Records from a collection

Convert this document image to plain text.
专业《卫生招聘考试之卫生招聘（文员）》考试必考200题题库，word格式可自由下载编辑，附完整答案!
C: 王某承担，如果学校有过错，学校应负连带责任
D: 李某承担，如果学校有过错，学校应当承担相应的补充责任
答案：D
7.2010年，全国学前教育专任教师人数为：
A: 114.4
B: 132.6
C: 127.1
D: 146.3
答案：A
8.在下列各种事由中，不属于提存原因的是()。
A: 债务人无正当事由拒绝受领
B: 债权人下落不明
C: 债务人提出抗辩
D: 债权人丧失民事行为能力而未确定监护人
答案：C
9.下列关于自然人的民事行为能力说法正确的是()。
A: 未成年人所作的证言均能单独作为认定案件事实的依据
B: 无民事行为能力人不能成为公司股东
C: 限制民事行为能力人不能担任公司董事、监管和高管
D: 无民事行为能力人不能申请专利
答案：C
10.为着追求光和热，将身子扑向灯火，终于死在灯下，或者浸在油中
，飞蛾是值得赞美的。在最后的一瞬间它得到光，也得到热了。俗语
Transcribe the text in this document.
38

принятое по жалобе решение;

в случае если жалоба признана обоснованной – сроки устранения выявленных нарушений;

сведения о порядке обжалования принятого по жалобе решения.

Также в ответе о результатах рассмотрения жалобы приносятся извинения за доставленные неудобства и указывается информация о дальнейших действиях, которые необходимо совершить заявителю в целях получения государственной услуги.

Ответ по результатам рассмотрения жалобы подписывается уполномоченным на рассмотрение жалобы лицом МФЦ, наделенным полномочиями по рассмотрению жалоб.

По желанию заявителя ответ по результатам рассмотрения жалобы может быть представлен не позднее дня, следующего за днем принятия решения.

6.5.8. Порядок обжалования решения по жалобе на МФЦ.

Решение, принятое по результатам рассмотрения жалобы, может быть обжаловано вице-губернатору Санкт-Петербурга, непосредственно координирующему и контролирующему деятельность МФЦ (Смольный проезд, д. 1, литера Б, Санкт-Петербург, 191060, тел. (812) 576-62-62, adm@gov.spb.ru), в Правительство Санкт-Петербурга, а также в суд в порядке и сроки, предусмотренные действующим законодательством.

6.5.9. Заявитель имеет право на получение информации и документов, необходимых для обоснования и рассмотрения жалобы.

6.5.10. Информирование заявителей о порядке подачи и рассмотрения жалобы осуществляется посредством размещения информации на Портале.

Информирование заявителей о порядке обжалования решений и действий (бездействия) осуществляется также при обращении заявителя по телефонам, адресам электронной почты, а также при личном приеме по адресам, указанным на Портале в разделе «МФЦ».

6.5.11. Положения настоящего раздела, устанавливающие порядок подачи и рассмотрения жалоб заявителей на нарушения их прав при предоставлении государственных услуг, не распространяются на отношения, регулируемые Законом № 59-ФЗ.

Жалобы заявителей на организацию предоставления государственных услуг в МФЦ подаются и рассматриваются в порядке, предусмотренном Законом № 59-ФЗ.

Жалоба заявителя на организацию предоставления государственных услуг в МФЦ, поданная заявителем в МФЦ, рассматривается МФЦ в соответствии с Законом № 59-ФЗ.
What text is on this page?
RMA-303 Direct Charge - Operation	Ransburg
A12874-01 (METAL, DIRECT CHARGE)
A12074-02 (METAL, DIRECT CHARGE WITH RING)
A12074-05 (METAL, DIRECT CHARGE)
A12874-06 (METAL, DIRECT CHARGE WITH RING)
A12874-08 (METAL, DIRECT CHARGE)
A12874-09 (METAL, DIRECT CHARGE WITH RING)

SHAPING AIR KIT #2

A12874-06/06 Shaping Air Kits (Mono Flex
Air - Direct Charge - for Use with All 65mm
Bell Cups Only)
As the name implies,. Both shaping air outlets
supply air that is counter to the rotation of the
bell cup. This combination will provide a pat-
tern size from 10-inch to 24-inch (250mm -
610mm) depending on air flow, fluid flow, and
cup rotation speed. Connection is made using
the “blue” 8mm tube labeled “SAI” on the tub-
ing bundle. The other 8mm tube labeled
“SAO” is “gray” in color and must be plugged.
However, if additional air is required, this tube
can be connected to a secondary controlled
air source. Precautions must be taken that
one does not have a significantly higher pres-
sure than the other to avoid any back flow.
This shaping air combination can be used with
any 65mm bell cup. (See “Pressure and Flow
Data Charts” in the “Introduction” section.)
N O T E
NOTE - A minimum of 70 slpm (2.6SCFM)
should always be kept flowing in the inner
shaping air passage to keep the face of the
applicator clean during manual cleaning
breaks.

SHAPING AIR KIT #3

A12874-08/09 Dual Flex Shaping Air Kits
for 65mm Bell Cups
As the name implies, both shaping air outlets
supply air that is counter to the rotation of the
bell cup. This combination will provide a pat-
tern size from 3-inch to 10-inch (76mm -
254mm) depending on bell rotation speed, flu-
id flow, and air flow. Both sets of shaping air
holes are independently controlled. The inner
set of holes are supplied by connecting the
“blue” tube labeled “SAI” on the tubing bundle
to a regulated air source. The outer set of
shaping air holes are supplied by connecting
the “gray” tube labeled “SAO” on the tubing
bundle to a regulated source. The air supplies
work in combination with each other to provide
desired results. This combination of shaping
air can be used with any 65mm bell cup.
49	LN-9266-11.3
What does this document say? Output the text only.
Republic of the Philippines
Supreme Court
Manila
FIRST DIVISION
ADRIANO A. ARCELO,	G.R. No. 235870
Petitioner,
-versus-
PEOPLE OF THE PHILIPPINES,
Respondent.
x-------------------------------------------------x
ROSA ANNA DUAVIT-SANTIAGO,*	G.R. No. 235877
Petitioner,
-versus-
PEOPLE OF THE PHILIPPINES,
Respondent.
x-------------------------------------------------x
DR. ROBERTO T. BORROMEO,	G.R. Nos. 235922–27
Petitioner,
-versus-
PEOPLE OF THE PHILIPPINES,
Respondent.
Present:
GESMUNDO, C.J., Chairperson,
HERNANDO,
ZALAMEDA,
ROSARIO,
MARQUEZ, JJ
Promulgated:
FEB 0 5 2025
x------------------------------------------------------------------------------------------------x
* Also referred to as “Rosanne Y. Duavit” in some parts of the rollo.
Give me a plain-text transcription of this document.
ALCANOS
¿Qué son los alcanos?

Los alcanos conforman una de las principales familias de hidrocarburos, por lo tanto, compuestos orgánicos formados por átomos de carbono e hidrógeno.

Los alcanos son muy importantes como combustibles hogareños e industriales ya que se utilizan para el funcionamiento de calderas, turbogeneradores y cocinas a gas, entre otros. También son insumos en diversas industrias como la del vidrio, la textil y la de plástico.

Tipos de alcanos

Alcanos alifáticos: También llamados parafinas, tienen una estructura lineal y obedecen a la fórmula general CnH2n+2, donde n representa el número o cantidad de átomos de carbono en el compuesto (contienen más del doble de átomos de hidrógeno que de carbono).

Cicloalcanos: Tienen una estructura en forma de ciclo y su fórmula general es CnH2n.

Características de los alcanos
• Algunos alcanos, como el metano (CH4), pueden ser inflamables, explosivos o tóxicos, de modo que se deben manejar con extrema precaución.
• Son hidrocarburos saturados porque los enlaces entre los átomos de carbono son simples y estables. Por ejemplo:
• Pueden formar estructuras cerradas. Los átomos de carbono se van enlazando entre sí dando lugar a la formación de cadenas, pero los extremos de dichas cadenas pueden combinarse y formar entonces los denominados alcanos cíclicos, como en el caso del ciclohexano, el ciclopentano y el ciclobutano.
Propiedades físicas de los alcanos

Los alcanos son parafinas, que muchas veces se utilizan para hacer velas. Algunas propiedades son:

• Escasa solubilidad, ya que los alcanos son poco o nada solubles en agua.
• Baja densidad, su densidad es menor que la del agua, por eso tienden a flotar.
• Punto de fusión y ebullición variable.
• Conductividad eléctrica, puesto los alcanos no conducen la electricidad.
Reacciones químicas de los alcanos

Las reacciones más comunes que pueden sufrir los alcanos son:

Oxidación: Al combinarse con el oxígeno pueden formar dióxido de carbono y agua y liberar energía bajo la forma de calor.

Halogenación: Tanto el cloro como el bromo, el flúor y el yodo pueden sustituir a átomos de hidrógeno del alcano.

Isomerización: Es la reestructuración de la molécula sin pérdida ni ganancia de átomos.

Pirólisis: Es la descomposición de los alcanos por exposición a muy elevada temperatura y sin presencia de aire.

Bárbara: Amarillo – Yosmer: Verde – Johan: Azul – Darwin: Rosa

◆ **Task instructions**
Copy each line above that contains the string "implies".

◆ **Problem solution**
As the name implies,. Both shaping air outlets
As the name implies, both shaping air outlets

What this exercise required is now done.